Exercise description -> Find the lines with the string "text" and return them.

Provided records ->

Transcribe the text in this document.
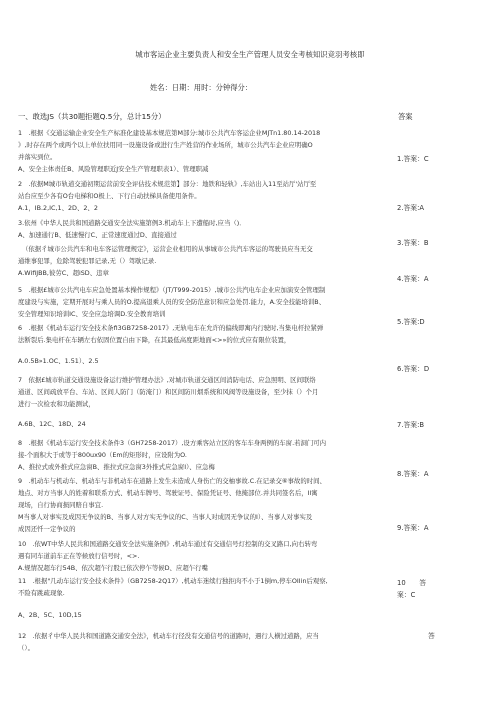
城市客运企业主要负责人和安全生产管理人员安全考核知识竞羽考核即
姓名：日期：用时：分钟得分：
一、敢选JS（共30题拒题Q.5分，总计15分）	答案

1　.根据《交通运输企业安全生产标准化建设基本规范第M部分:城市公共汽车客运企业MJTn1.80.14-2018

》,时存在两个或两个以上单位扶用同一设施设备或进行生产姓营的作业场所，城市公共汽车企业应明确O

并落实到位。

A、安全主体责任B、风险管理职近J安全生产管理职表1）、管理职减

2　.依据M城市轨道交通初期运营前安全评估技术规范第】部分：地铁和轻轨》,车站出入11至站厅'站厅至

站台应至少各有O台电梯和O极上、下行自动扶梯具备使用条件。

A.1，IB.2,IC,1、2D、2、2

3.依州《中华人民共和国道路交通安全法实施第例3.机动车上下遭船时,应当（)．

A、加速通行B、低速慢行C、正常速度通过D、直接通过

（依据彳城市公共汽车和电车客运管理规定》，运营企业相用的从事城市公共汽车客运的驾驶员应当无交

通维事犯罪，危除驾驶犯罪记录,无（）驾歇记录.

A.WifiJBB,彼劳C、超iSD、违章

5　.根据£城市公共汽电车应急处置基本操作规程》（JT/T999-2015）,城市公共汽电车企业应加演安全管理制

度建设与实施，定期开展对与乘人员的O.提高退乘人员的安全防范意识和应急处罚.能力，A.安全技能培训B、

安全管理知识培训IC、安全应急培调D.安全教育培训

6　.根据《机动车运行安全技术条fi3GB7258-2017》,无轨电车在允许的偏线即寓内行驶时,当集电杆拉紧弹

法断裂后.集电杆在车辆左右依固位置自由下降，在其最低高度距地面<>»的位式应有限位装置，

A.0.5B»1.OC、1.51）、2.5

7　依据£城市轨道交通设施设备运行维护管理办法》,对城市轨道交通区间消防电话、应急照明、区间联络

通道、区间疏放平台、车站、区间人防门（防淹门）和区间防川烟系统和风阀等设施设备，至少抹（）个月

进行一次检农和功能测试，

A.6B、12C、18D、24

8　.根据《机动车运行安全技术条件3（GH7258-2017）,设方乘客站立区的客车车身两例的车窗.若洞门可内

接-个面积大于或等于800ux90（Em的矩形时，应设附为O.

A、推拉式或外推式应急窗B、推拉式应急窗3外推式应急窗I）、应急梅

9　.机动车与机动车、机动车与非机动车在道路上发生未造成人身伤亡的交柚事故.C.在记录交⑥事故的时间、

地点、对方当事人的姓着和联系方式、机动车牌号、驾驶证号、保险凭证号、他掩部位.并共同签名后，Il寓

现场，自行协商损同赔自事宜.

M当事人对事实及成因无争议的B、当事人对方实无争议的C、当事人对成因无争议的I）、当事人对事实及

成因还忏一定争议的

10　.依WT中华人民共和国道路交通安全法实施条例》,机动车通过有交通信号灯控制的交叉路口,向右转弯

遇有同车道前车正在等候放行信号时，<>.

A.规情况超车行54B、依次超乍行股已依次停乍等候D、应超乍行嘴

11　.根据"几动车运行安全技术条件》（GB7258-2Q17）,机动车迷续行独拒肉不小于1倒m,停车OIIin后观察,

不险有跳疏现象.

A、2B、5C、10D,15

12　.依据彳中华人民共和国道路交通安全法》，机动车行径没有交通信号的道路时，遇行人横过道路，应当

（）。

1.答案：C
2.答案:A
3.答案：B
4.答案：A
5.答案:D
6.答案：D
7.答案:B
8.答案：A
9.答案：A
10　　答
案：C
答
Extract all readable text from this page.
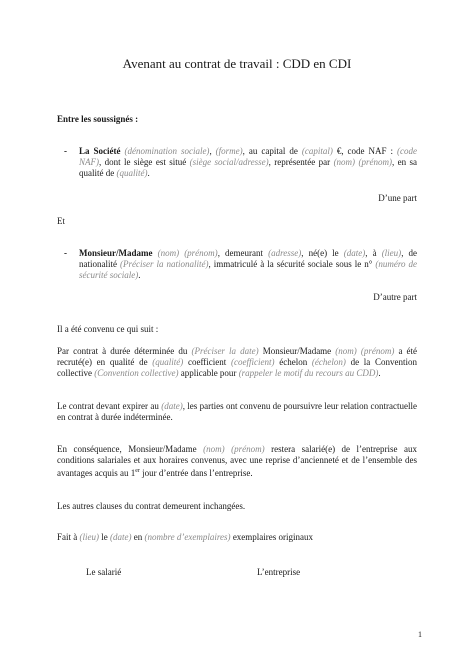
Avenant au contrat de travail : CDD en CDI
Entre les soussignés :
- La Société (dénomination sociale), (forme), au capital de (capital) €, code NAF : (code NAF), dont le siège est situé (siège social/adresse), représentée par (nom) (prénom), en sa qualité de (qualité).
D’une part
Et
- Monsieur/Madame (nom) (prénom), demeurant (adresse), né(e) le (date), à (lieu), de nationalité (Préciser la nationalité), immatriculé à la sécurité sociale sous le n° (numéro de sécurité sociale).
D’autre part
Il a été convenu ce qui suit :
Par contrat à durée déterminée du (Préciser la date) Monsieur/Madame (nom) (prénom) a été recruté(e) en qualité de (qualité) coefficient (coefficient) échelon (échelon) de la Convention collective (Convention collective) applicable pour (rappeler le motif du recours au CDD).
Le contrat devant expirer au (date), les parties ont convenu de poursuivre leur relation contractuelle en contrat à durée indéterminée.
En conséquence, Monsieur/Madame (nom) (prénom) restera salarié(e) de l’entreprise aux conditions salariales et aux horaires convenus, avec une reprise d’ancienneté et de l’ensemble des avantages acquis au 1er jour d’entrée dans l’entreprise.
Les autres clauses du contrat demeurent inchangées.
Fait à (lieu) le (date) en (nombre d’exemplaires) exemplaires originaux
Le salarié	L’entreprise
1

Solution for this problem ->
Transcribe the text in this document.
Extract all readable text from this page.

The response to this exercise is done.